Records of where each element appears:

--- BEGIN ---

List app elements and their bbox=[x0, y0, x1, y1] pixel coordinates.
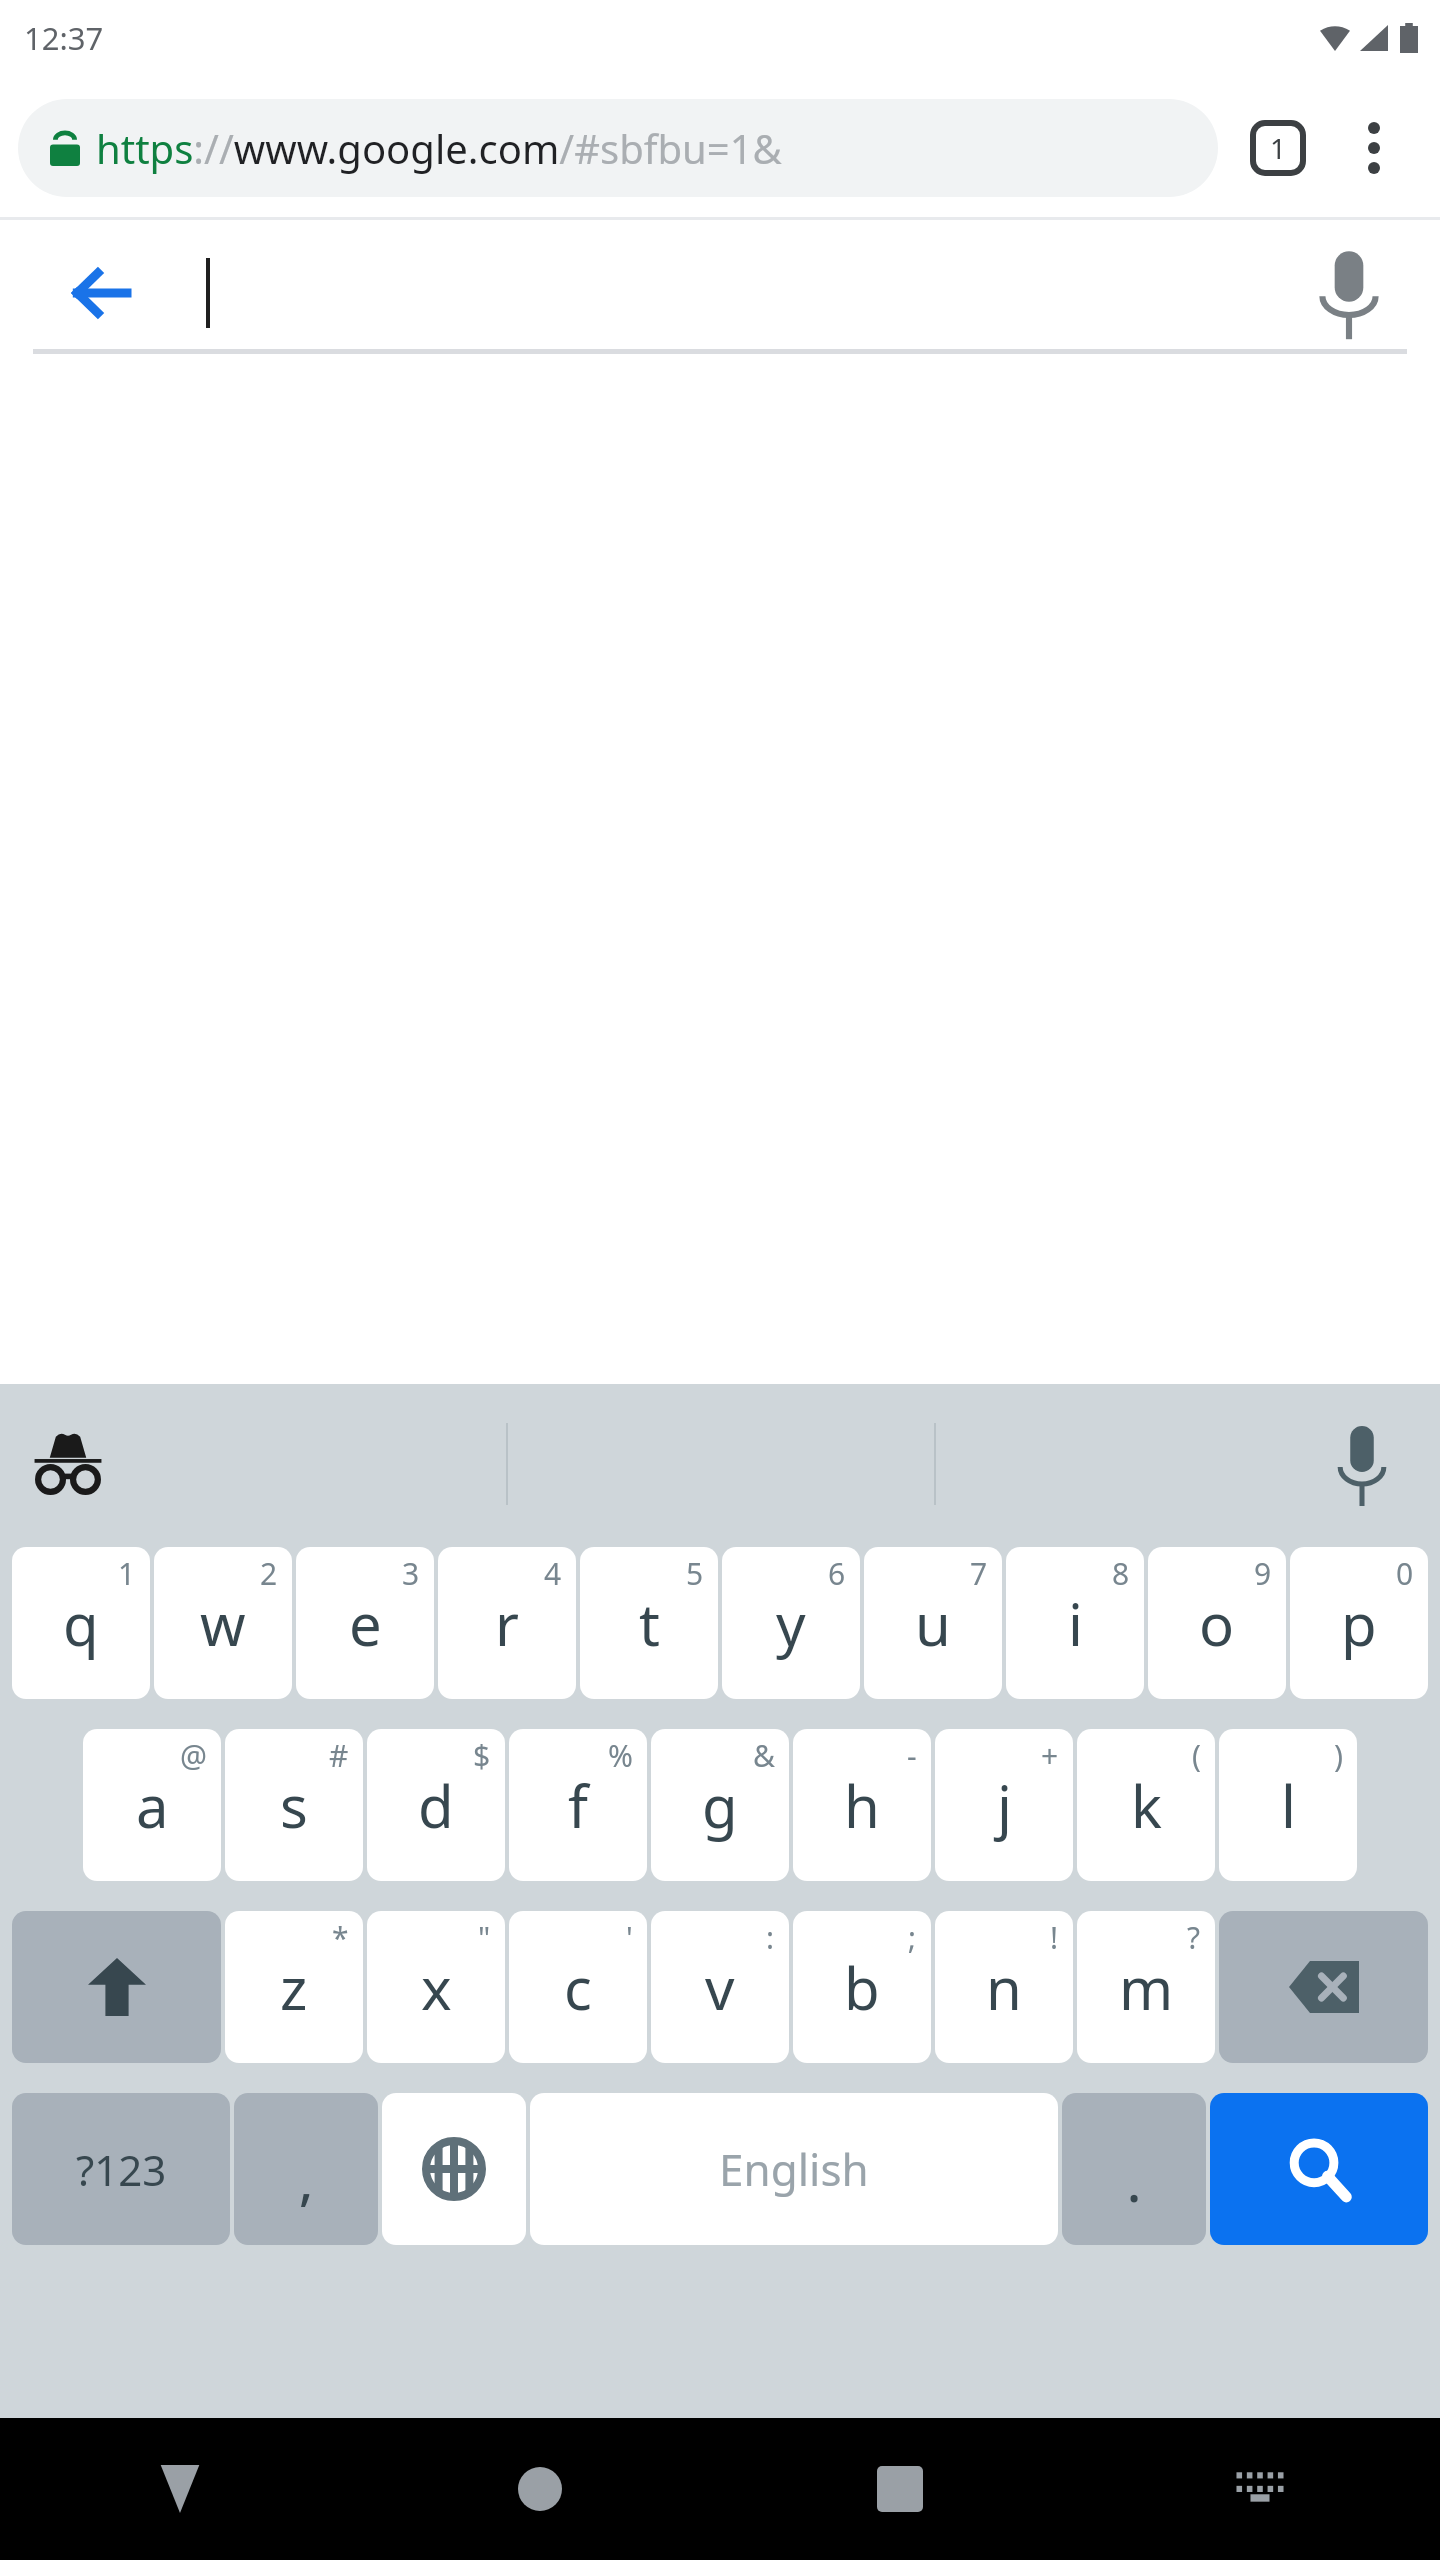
staticText: : bbox=[766, 1917, 775, 1958]
staticText: p bbox=[1341, 1584, 1377, 1663]
button[interactable]: Tabs bbox=[1230, 100, 1326, 196]
button[interactable]: z bbox=[225, 1911, 363, 2063]
button[interactable]: b bbox=[793, 1911, 931, 2063]
button[interactable]: u bbox=[864, 1547, 1002, 1699]
button[interactable]: ?123 bbox=[12, 2093, 230, 2245]
staticText: f bbox=[568, 1766, 588, 1845]
staticText: 1 bbox=[118, 1553, 136, 1594]
staticText: r bbox=[495, 1584, 519, 1663]
staticText: h bbox=[844, 1766, 880, 1845]
staticText: x bbox=[421, 1948, 452, 2027]
staticText: g bbox=[702, 1766, 738, 1845]
staticText: j bbox=[997, 1766, 1012, 1845]
staticText: + bbox=[1041, 1735, 1059, 1776]
staticText: b bbox=[844, 1948, 880, 2027]
button[interactable]: l bbox=[1219, 1729, 1357, 1881]
staticText: e bbox=[349, 1584, 382, 1663]
button[interactable]: f bbox=[509, 1729, 647, 1881]
staticText: ? bbox=[1187, 1917, 1201, 1958]
button[interactable]: , bbox=[234, 2093, 378, 2245]
staticText: English bbox=[719, 2139, 869, 2199]
button[interactable]: o bbox=[1148, 1547, 1286, 1699]
button[interactable]: i bbox=[1006, 1547, 1144, 1699]
staticText: c bbox=[564, 1948, 592, 2027]
staticText: ?123 bbox=[76, 2141, 167, 2198]
staticText: * bbox=[332, 1917, 349, 1958]
staticText: k bbox=[1131, 1766, 1162, 1845]
staticText: . bbox=[1127, 2146, 1142, 2217]
staticText: 6 bbox=[828, 1553, 846, 1594]
staticText: 4 bbox=[544, 1553, 562, 1594]
button[interactable]: Incognito bbox=[18, 1414, 118, 1514]
button[interactable]: More options bbox=[1326, 100, 1422, 196]
button[interactable]: s bbox=[225, 1729, 363, 1881]
button[interactable]: v bbox=[651, 1911, 789, 2063]
button[interactable]: r bbox=[438, 1547, 576, 1699]
button[interactable]: Shift bbox=[12, 1911, 221, 2063]
staticText: z bbox=[280, 1948, 308, 2027]
staticText: n bbox=[986, 1948, 1022, 2027]
button[interactable]: y bbox=[722, 1547, 860, 1699]
staticText: v bbox=[705, 1948, 735, 2027]
button[interactable]: English bbox=[530, 2093, 1058, 2245]
staticText: $ bbox=[473, 1735, 491, 1776]
staticText: @ bbox=[180, 1735, 207, 1776]
button[interactable]: p bbox=[1290, 1547, 1428, 1699]
button[interactable]: q bbox=[12, 1547, 150, 1699]
button[interactable]: Home bbox=[360, 2418, 720, 2560]
staticText: y bbox=[776, 1584, 806, 1663]
staticText: , bbox=[299, 2144, 314, 2215]
staticText: ) bbox=[1334, 1735, 1343, 1776]
staticText: " bbox=[478, 1917, 491, 1958]
button[interactable]: Change language bbox=[382, 2093, 526, 2245]
staticText: 12:37 bbox=[24, 17, 104, 59]
staticText: & bbox=[753, 1735, 775, 1776]
staticText: # bbox=[329, 1735, 349, 1776]
button[interactable]: j bbox=[935, 1729, 1073, 1881]
button[interactable]: m bbox=[1077, 1911, 1215, 2063]
staticText: d bbox=[418, 1766, 454, 1845]
button[interactable]: g bbox=[651, 1729, 789, 1881]
button[interactable]: w bbox=[154, 1547, 292, 1699]
button[interactable]: x bbox=[367, 1911, 505, 2063]
staticText: ! bbox=[1050, 1917, 1059, 1958]
staticText: a bbox=[136, 1766, 169, 1845]
staticText: s bbox=[280, 1766, 308, 1845]
button[interactable]: k bbox=[1077, 1729, 1215, 1881]
staticText: ' bbox=[626, 1917, 633, 1958]
button[interactable]: d bbox=[367, 1729, 505, 1881]
button[interactable]: t bbox=[580, 1547, 718, 1699]
button[interactable]: Voice input bbox=[1312, 1414, 1412, 1514]
staticText: 2 bbox=[260, 1553, 278, 1594]
staticText: 1 bbox=[1270, 129, 1287, 167]
staticText: 8 bbox=[1112, 1553, 1130, 1594]
staticText: % bbox=[608, 1735, 633, 1776]
button[interactable]: Backspace bbox=[1219, 1911, 1428, 2063]
button[interactable]: e bbox=[296, 1547, 434, 1699]
staticText: u bbox=[915, 1584, 951, 1663]
button[interactable]: n bbox=[935, 1911, 1073, 2063]
button[interactable]: h bbox=[793, 1729, 931, 1881]
staticText: 9 bbox=[1254, 1553, 1272, 1594]
button[interactable]: Voice search bbox=[1294, 238, 1404, 348]
button[interactable]: a bbox=[83, 1729, 221, 1881]
staticText: 0 bbox=[1396, 1553, 1414, 1594]
staticText: 3 bbox=[402, 1553, 420, 1594]
staticText: t bbox=[639, 1584, 660, 1663]
button[interactable]: https://www.google.com/#sbfbu=1& bbox=[18, 99, 1218, 197]
button[interactable]: Back bbox=[40, 233, 160, 353]
staticText: 7 bbox=[970, 1553, 988, 1594]
button[interactable]: Recent apps bbox=[720, 2418, 1080, 2560]
button[interactable]: Hide keyboard bbox=[1080, 2418, 1440, 2560]
staticText: i bbox=[1068, 1584, 1083, 1663]
staticText: https://www.google.com/#sbfbu=1& bbox=[96, 121, 782, 175]
staticText: 5 bbox=[686, 1553, 704, 1594]
staticText: ( bbox=[1192, 1735, 1201, 1776]
button[interactable]: . bbox=[1062, 2093, 1206, 2245]
button[interactable]: c bbox=[509, 1911, 647, 2063]
staticText: l bbox=[1281, 1766, 1296, 1845]
button[interactable]: Back bbox=[0, 2418, 360, 2560]
staticText: q bbox=[63, 1584, 99, 1663]
button[interactable]: Search bbox=[1210, 2093, 1428, 2245]
staticText: o bbox=[1199, 1584, 1235, 1663]
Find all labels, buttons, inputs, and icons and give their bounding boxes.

--- END ---

**Stated exercise:**
Print every line of the material above word for word, from start to finish, but leave out the pictures.

**Exercise answer:**
List app elements and their bbox=[x0, y0, x1, y1] pixel coordinates.
staticText: : bbox=[766, 1917, 775, 1958]
staticText: p bbox=[1341, 1584, 1377, 1663]
button[interactable]: Tabs bbox=[1230, 100, 1326, 196]
button[interactable]: z bbox=[225, 1911, 363, 2063]
button[interactable]: b bbox=[793, 1911, 931, 2063]
button[interactable]: u bbox=[864, 1547, 1002, 1699]
button[interactable]: ?123 bbox=[12, 2093, 230, 2245]
staticText: f bbox=[568, 1766, 588, 1845]
staticText: 1 bbox=[118, 1553, 136, 1594]
staticText: r bbox=[495, 1584, 519, 1663]
staticText: h bbox=[844, 1766, 880, 1845]
staticText: x bbox=[421, 1948, 452, 2027]
staticText: g bbox=[702, 1766, 738, 1845]
staticText: j bbox=[997, 1766, 1012, 1845]
staticText: + bbox=[1041, 1735, 1059, 1776]
staticText: b bbox=[844, 1948, 880, 2027]
button[interactable]: l bbox=[1219, 1729, 1357, 1881]
staticText: e bbox=[349, 1584, 382, 1663]
button[interactable]: f bbox=[509, 1729, 647, 1881]
staticText: ? bbox=[1187, 1917, 1201, 1958]
button[interactable]: , bbox=[234, 2093, 378, 2245]
staticText: English bbox=[719, 2139, 869, 2199]
button[interactable]: o bbox=[1148, 1547, 1286, 1699]
button[interactable]: i bbox=[1006, 1547, 1144, 1699]
staticText: c bbox=[564, 1948, 592, 2027]
staticText: ?123 bbox=[76, 2141, 167, 2198]
staticText: * bbox=[332, 1917, 349, 1958]
staticText: k bbox=[1131, 1766, 1162, 1845]
staticText: . bbox=[1127, 2146, 1142, 2217]
staticText: 6 bbox=[828, 1553, 846, 1594]
staticText: 4 bbox=[544, 1553, 562, 1594]
button[interactable]: Incognito bbox=[18, 1414, 118, 1514]
button[interactable]: More options bbox=[1326, 100, 1422, 196]
button[interactable]: s bbox=[225, 1729, 363, 1881]
button[interactable]: v bbox=[651, 1911, 789, 2063]
button[interactable]: r bbox=[438, 1547, 576, 1699]
button[interactable]: Shift bbox=[12, 1911, 221, 2063]
staticText: z bbox=[280, 1948, 308, 2027]
staticText: n bbox=[986, 1948, 1022, 2027]
button[interactable]: y bbox=[722, 1547, 860, 1699]
staticText: v bbox=[705, 1948, 735, 2027]
button[interactable]: English bbox=[530, 2093, 1058, 2245]
staticText: $ bbox=[473, 1735, 491, 1776]
staticText: @ bbox=[180, 1735, 207, 1776]
button[interactable]: p bbox=[1290, 1547, 1428, 1699]
button[interactable]: q bbox=[12, 1547, 150, 1699]
button[interactable]: Home bbox=[360, 2418, 720, 2560]
staticText: y bbox=[776, 1584, 806, 1663]
staticText: , bbox=[299, 2144, 314, 2215]
staticText: ) bbox=[1334, 1735, 1343, 1776]
staticText: " bbox=[478, 1917, 491, 1958]
button[interactable]: Change language bbox=[382, 2093, 526, 2245]
staticText: 12:37 bbox=[24, 17, 104, 59]
staticText: & bbox=[753, 1735, 775, 1776]
staticText: # bbox=[329, 1735, 349, 1776]
button[interactable]: j bbox=[935, 1729, 1073, 1881]
button[interactable]: m bbox=[1077, 1911, 1215, 2063]
staticText: d bbox=[418, 1766, 454, 1845]
button[interactable]: g bbox=[651, 1729, 789, 1881]
button[interactable]: w bbox=[154, 1547, 292, 1699]
button[interactable]: x bbox=[367, 1911, 505, 2063]
staticText: ! bbox=[1050, 1917, 1059, 1958]
staticText: a bbox=[136, 1766, 169, 1845]
staticText: s bbox=[280, 1766, 308, 1845]
button[interactable]: k bbox=[1077, 1729, 1215, 1881]
staticText: ' bbox=[626, 1917, 633, 1958]
button[interactable]: d bbox=[367, 1729, 505, 1881]
button[interactable]: t bbox=[580, 1547, 718, 1699]
button[interactable]: Voice input bbox=[1312, 1414, 1412, 1514]
staticText: 2 bbox=[260, 1553, 278, 1594]
staticText: 1 bbox=[1270, 129, 1287, 167]
staticText: 8 bbox=[1112, 1553, 1130, 1594]
staticText: % bbox=[608, 1735, 633, 1776]
button[interactable]: Backspace bbox=[1219, 1911, 1428, 2063]
button[interactable]: e bbox=[296, 1547, 434, 1699]
staticText: u bbox=[915, 1584, 951, 1663]
button[interactable]: n bbox=[935, 1911, 1073, 2063]
button[interactable]: h bbox=[793, 1729, 931, 1881]
staticText: 9 bbox=[1254, 1553, 1272, 1594]
button[interactable]: Voice search bbox=[1294, 238, 1404, 348]
button[interactable]: a bbox=[83, 1729, 221, 1881]
staticText: 0 bbox=[1396, 1553, 1414, 1594]
staticText: 3 bbox=[402, 1553, 420, 1594]
staticText: t bbox=[639, 1584, 660, 1663]
button[interactable]: https://www.google.com/#sbfbu=1& bbox=[18, 99, 1218, 197]
button[interactable]: Back bbox=[40, 233, 160, 353]
staticText: 7 bbox=[970, 1553, 988, 1594]
button[interactable]: Recent apps bbox=[720, 2418, 1080, 2560]
button[interactable]: Hide keyboard bbox=[1080, 2418, 1440, 2560]
staticText: i bbox=[1068, 1584, 1083, 1663]
staticText: https://www.google.com/#sbfbu=1& bbox=[96, 121, 782, 175]
staticText: 5 bbox=[686, 1553, 704, 1594]
staticText: ( bbox=[1192, 1735, 1201, 1776]
button[interactable]: . bbox=[1062, 2093, 1206, 2245]
button[interactable]: c bbox=[509, 1911, 647, 2063]
staticText: l bbox=[1281, 1766, 1296, 1845]
button[interactable]: Back bbox=[0, 2418, 360, 2560]
staticText: q bbox=[63, 1584, 99, 1663]
button[interactable]: Search bbox=[1210, 2093, 1428, 2245]
staticText: o bbox=[1199, 1584, 1235, 1663]
Find all labels, buttons, inputs, and icons and give their bounding boxes.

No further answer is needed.